> [Supplied data]:

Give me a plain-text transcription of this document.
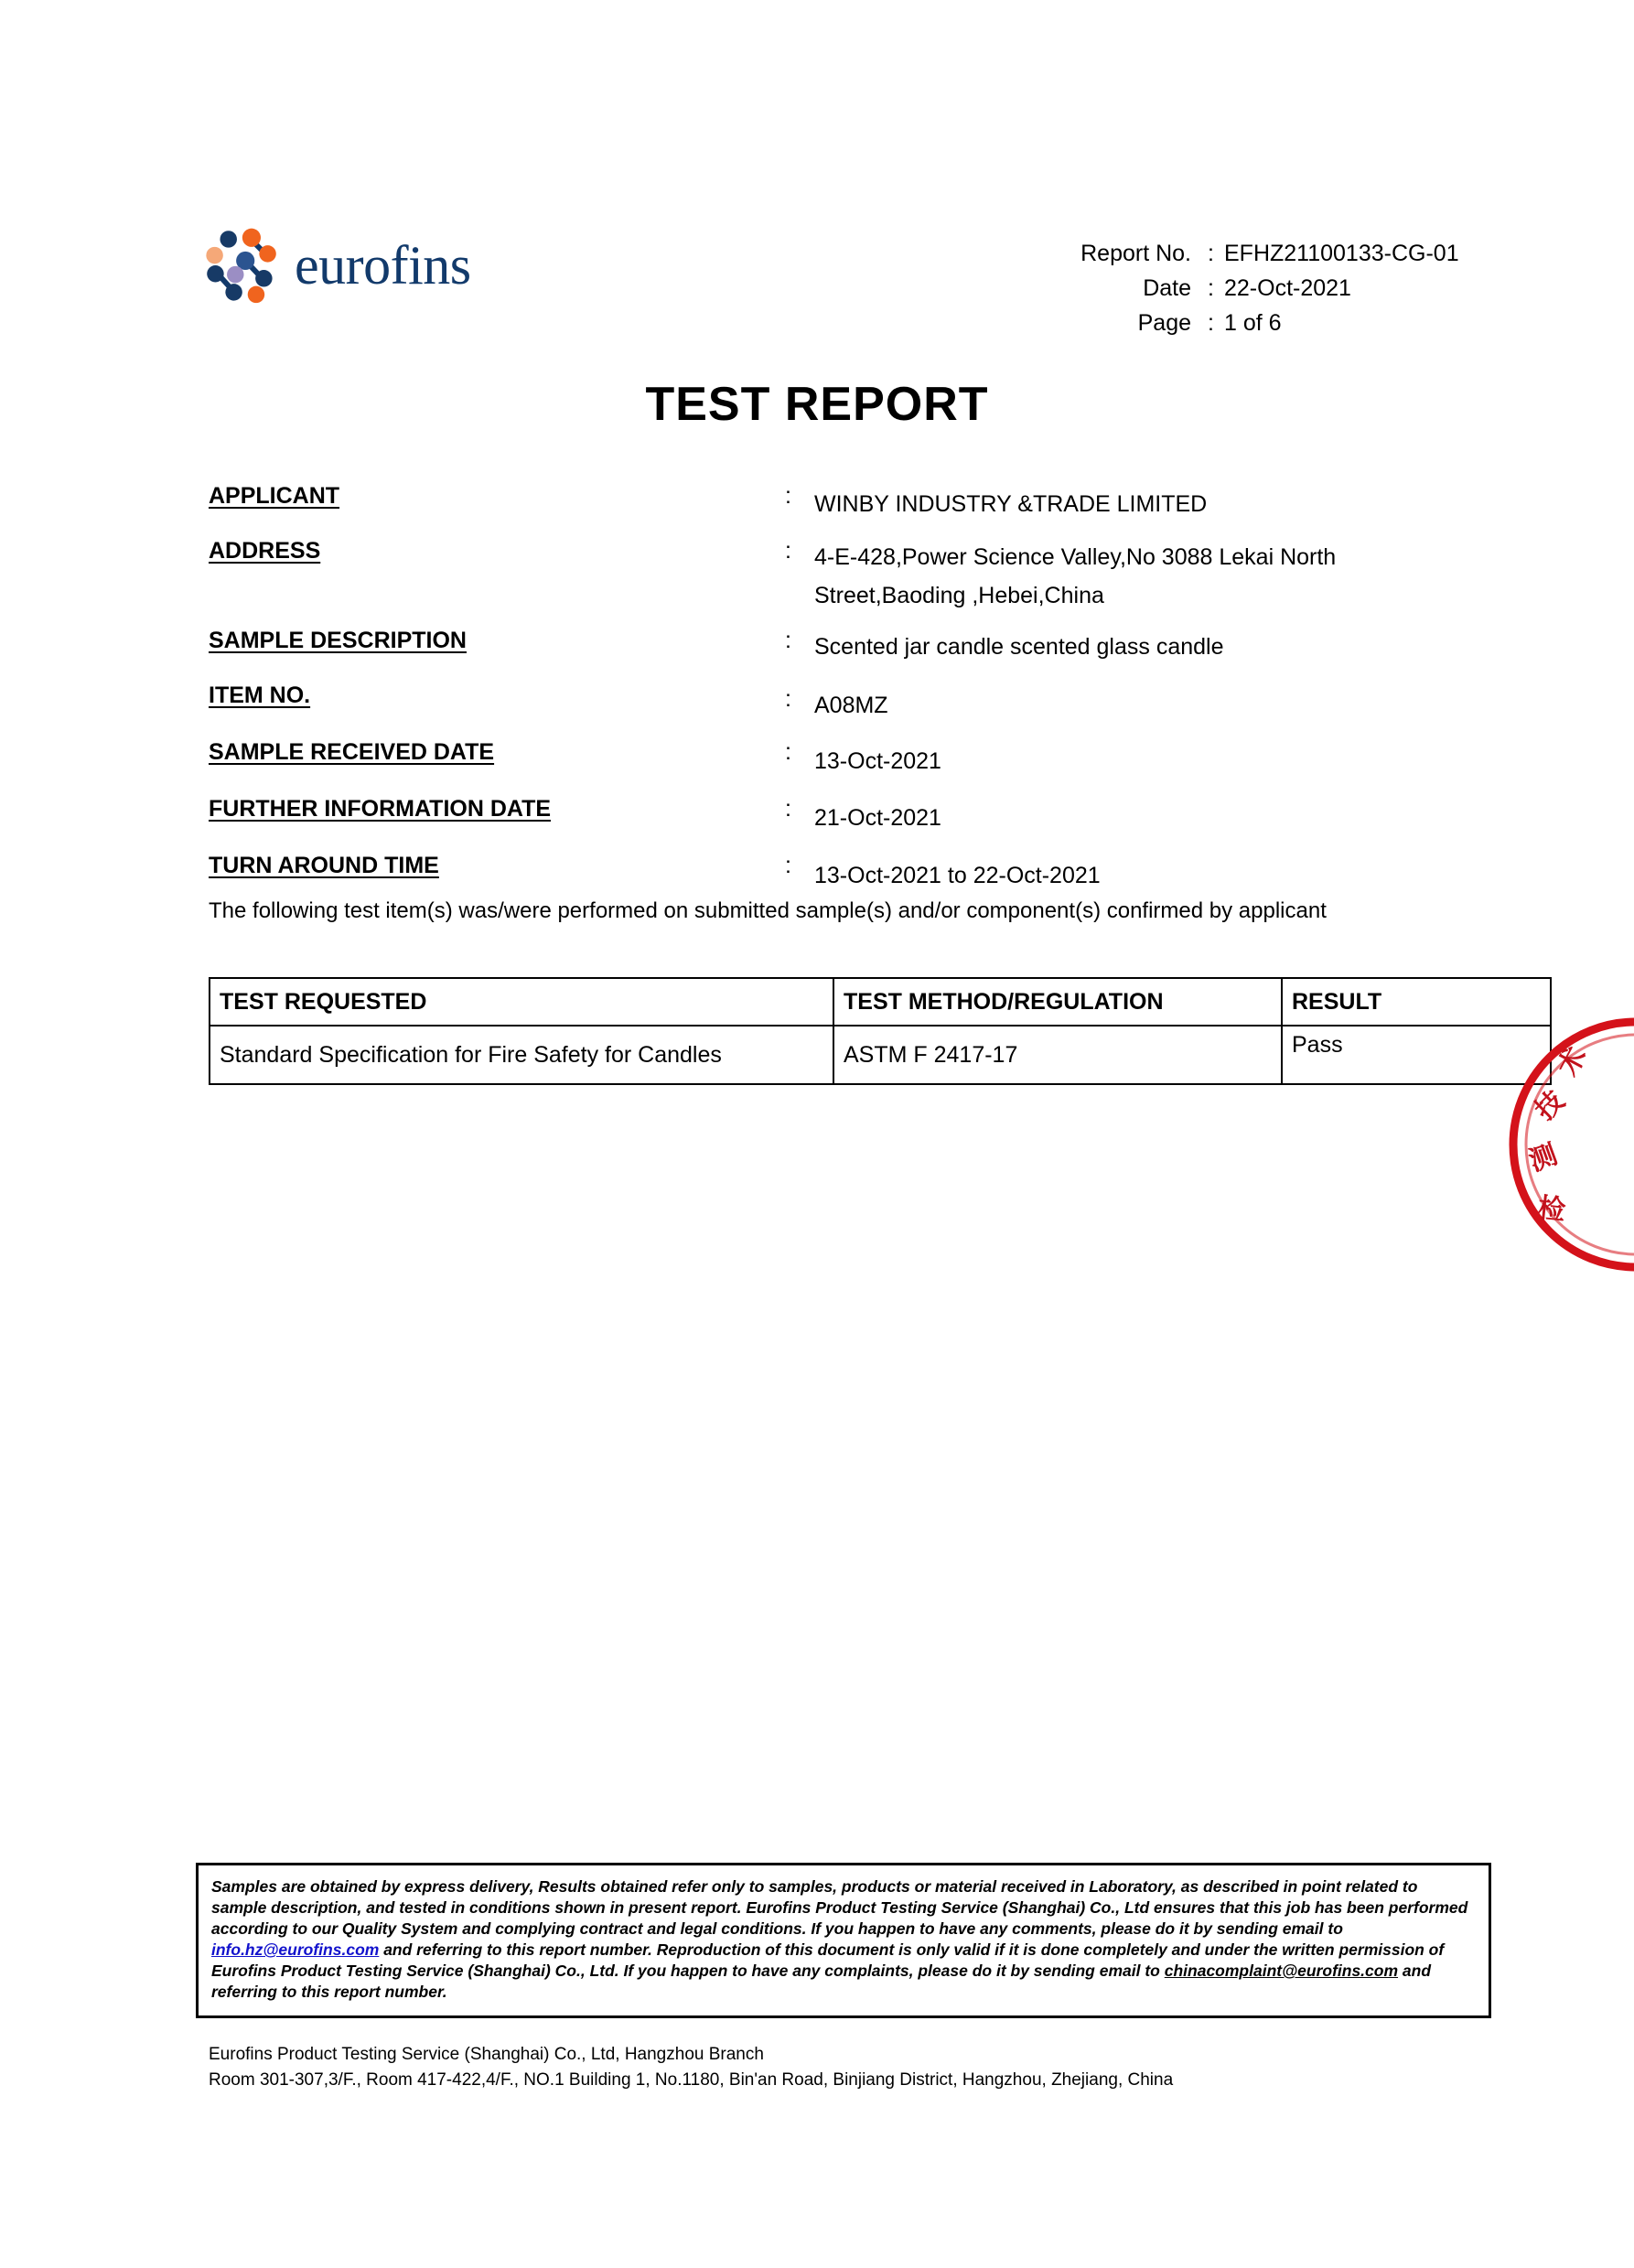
eurofins	Report No. : EFHZ21100133-CG-01
Date : 22-Oct-2021
Page : 1 of 6
TEST REPORT
APPLICANT	:	WINBY INDUSTRY &TRADE LIMITED
ADDRESS	:	4-E-428,Power Science Valley,No 3088 Lekai North
Street,Baoding ,Hebei,China
SAMPLE DESCRIPTION	:	Scented jar candle scented glass candle
ITEM NO.	:	A08MZ
SAMPLE RECEIVED DATE	:	13-Oct-2021
FURTHER INFORMATION DATE	:	21-Oct-2021
TURN AROUND TIME	:	13-Oct-2021 to 22-Oct-2021
The following test item(s) was/were performed on submitted sample(s) and/or component(s) confirmed by applicant
TEST REQUESTED	TEST METHOD/REGULATION	RESULT
Standard Specification for Fire Safety for Candles	ASTM F 2417-17	Pass	术
技
测
检
Samples are obtained by express delivery, Results obtained refer only to samples, products or material received in Laboratory, as described in point related to sample description, and tested in conditions shown in present report. Eurofins Product Testing Service (Shanghai) Co., Ltd ensures that this job has been performed according to our Quality System and complying contract and legal conditions. If you happen to have any comments, please do it by sending email to info.hz@eurofins.com and referring to this report number. Reproduction of this document is only valid if it is done completely and under the written permission of Eurofins Product Testing Service (Shanghai) Co., Ltd. If you happen to have any complaints, please do it by sending email to chinacomplaint@eurofins.com and referring to this report number.
Eurofins Product Testing Service (Shanghai) Co., Ltd, Hangzhou Branch
Room 301-307,3/F., Room 417-422,4/F., NO.1 Building 1, No.1180, Bin'an Road, Binjiang District, Hangzhou, Zhejiang, China
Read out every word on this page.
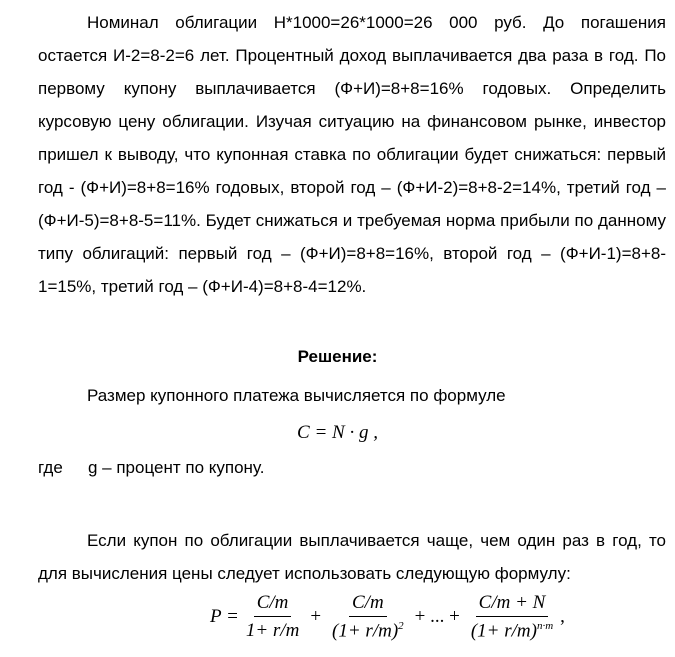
Номинал облигации Н*1000=26*1000=26 000 руб. До погашения остается И-2=8-2=6 лет. Процентный доход выплачивается два раза в год. По первому купону выплачивается (Ф+И)=8+8=16% годовых. Определить курсовую цену облигации. Изучая ситуацию на финансовом рынке, инвестор пришел к выводу, что купонная ставка по облигации будет снижаться: первый год - (Ф+И)=8+8=16% годовых, второй год – (Ф+И-2)=8+8-2=14%, третий год – (Ф+И-5)=8+8-5=11%. Будет снижаться и требуемая норма прибыли по данному типу облигаций: первый год – (Ф+И)=8+8=16%, второй год – (Ф+И-1)=8+8-1=15%, третий год – (Ф+И-4)=8+8-4=12%.
Решение:
Размер купонного платежа вычисляется по формуле
C = N · g ,
где g – процент по купону.
Если купон по облигации выплачивается чаще, чем один раз в год, то для вычисления цены следует использовать следующую формулу:
$P = \frac{C/m}{1+ r/m} + \frac{C/m}{(1+ r/m)^2}$ + ... + $\frac{C/m + N}{(1+ r/m)^{n\cdot m}}$ ,
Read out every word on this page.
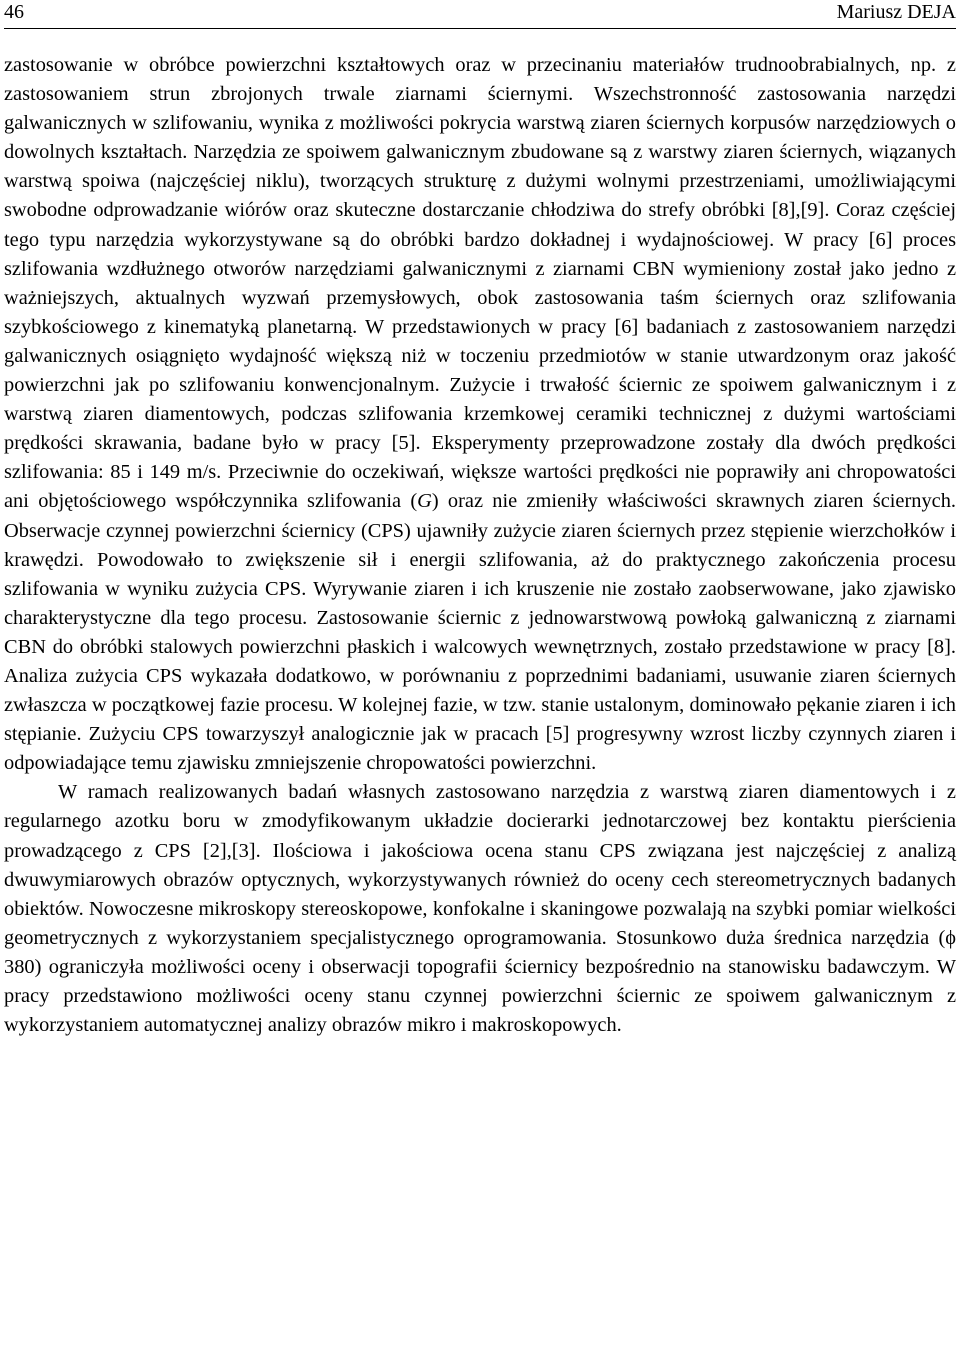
46	Mariusz DEJA

zastosowanie w obróbce powierzchni kształtowych oraz w przecinaniu materiałów trudnoobrabialnych, np. z zastosowaniem strun zbrojonych trwale ziarnami ściernymi. Wszechstronność zastosowania narzędzi galwanicznych w szlifowaniu, wynika z możliwości pokrycia warstwą ziaren ściernych korpusów narzędziowych o dowolnych kształtach. Narzędzia ze spoiwem galwanicznym zbudowane są z warstwy ziaren ściernych, wiązanych warstwą spoiwa (najczęściej niklu), tworzących strukturę z dużymi wolnymi przestrzeniami, umożliwiającymi swobodne odprowadzanie wiórów oraz skuteczne dostarczanie chłodziwa do strefy obróbki [8],[9]. Coraz częściej tego typu narzędzia wykorzystywane są do obróbki bardzo dokładnej i wydajnościowej. W pracy [6] proces szlifowania wzdłużnego otworów narzędziami galwanicznymi z ziarnami CBN wymieniony został jako jedno z ważniejszych, aktualnych wyzwań przemysłowych, obok zastosowania taśm ściernych oraz szlifowania szybkościowego z kinematyką planetarną. W przedstawionych w pracy [6] badaniach z zastosowaniem narzędzi galwanicznych osiągnięto wydajność większą niż w toczeniu przedmiotów w stanie utwardzonym oraz jakość powierzchni jak po szlifowaniu konwencjonalnym. Zużycie i trwałość ściernic ze spoiwem galwanicznym i z warstwą ziaren diamentowych, podczas szlifowania krzemkowej ceramiki technicznej z dużymi wartościami prędkości skrawania, badane było w pracy [5]. Eksperymenty przeprowadzone zostały dla dwóch prędkości szlifowania: 85 i 149 m/s. Przeciwnie do oczekiwań, większe wartości prędkości nie poprawiły ani chropowatości ani objętościowego współczynnika szlifowania (G) oraz nie zmieniły właściwości skrawnych ziaren ściernych. Obserwacje czynnej powierzchni ściernicy (CPS) ujawniły zużycie ziaren ściernych przez stępienie wierzchołków i krawędzi. Powodowało to zwiększenie sił i energii szlifowania, aż do praktycznego zakończenia procesu szlifowania w wyniku zużycia CPS. Wyrywanie ziaren i ich kruszenie nie zostało zaobserwowane, jako zjawisko charakterystyczne dla tego procesu. Zastosowanie ściernic z jednowarstwową powłoką galwaniczną z ziarnami CBN do obróbki stalowych powierzchni płaskich i walcowych wewnętrznych, zostało przedstawione w pracy [8]. Analiza zużycia CPS wykazała dodatkowo, w porównaniu z poprzednimi badaniami, usuwanie ziaren ściernych zwłaszcza w początkowej fazie procesu. W kolejnej fazie, w tzw. stanie ustalonym, dominowało pękanie ziaren i ich stępianie. Zużyciu CPS towarzyszył analogicznie jak w pracach [5] progresywny wzrost liczby czynnych ziaren i odpowiadające temu zjawisku zmniejszenie chropowatości powierzchni.

W ramach realizowanych badań własnych zastosowano narzędzia z warstwą ziaren diamentowych i z regularnego azotku boru w zmodyfikowanym układzie docierarki jednotarczowej bez kontaktu pierścienia prowadzącego z CPS [2],[3]. Ilościowa i jakościowa ocena stanu CPS związana jest najczęściej z analizą dwuwymiarowych obrazów optycznych, wykorzystywanych również do oceny cech stereometrycznych badanych obiektów. Nowoczesne mikroskopy stereoskopowe, konfokalne i skaningowe pozwalają na szybki pomiar wielkości geometrycznych z wykorzystaniem specjalistycznego oprogramowania. Stosunkowo duża średnica narzędzia (ϕ 380) ograniczyła możliwości oceny i obserwacji topografii ściernicy bezpośrednio na stanowisku badawczym. W pracy przedstawiono możliwości oceny stanu czynnej powierzchni ściernic ze spoiwem galwanicznym z wykorzystaniem automatycznej analizy obrazów mikro i makroskopowych.
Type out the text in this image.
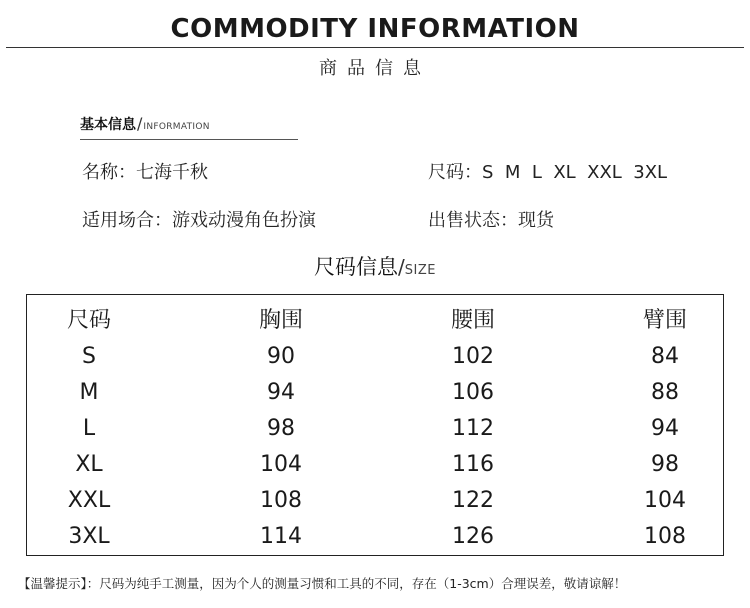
COMMODITY INFORMATION
商品信息
基本信息/INFORMATION
名称：七海千秋	尺码：S  M  L  XL  XXL  3XL
适用场合：游戏动漫角色扮演	出售状态：现货
尺码信息/SIZE
尺码	胸围	腰围	臂围
S	90	102	84
M	94	106	88
L	98	112	94
XL	104	116	98
XXL	108	122	104
3XL	114	126	108
【温馨提示】：尺码为纯手工测量，因为个人的测量习惯和工具的不同，存在（1-3cm）合理误差，敬请谅解！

> [Aim of the exercise]: List all lines holding the string "Hangzhou".

> [The reply]:
Eurofins Product Testing Service (Shanghai) Co., Ltd, Hangzhou Branch
Room 301-307,3/F., Room 417-422,4/F., NO.1 Building 1, No.1180, Bin'an Road, Binjiang District, Hangzhou, Zhejiang, China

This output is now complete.